--- GIVEN PROBLEM ---
Pull every line containing "almacenamiento" out of the material below.

--- WORKING DATA ---
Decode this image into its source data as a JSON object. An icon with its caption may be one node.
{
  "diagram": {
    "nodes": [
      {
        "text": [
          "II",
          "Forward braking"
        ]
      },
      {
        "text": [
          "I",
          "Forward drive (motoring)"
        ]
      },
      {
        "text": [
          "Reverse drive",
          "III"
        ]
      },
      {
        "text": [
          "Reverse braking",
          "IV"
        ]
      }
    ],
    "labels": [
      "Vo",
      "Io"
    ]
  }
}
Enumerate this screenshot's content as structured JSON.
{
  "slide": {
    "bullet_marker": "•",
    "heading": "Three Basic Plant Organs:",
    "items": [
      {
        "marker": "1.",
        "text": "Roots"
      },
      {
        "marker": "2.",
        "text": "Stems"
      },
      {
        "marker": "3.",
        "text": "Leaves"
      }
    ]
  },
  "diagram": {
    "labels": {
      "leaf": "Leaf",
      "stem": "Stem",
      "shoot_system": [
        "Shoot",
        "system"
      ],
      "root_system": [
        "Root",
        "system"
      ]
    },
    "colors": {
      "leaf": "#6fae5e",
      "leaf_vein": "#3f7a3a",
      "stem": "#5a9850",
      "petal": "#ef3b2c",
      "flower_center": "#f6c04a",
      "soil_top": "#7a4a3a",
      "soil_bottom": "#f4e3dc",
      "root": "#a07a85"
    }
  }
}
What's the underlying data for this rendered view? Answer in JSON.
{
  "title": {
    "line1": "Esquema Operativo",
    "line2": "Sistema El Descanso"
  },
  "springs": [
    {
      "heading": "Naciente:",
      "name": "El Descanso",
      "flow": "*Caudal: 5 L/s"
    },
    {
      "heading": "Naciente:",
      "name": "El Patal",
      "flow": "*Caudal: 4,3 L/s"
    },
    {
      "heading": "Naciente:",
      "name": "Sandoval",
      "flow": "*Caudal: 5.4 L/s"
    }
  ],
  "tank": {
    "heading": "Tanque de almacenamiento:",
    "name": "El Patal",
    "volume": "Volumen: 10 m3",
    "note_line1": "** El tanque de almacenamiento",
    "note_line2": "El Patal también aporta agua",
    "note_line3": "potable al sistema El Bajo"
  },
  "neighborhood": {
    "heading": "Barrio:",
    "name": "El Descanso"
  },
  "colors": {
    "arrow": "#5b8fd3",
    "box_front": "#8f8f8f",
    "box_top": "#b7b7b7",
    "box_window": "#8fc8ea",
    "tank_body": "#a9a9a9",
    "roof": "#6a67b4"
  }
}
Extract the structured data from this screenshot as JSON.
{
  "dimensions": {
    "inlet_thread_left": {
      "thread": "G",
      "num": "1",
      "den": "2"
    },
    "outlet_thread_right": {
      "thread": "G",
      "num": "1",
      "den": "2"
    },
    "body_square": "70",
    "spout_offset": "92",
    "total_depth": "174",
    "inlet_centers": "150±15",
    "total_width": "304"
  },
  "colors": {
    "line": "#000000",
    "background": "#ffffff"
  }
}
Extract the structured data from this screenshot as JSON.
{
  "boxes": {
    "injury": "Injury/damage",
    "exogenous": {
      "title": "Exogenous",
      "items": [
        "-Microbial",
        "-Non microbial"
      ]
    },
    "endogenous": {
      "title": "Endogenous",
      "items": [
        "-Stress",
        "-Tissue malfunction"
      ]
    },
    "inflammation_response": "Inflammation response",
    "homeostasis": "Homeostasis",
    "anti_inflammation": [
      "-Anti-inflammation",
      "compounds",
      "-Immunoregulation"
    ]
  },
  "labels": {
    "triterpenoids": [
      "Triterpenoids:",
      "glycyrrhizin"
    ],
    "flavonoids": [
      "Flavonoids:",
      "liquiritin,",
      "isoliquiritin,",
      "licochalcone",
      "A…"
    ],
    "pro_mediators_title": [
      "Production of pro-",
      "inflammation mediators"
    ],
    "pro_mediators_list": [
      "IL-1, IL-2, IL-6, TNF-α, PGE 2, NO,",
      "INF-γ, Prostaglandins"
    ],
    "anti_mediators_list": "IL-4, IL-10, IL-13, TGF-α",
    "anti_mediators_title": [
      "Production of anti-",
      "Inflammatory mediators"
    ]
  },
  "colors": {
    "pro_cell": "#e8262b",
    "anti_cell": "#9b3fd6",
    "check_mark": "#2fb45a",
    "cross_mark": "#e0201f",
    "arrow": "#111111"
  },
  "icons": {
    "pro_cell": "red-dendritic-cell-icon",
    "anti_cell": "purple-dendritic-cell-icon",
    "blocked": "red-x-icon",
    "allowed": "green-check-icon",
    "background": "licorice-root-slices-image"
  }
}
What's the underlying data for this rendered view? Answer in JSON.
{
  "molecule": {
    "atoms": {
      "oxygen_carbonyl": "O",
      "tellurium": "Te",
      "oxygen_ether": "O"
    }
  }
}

--- FULL OUTPUT ---
    "heading": "Tanque de almacenamiento:",
    "note_line1": "** El tanque de almacenamiento",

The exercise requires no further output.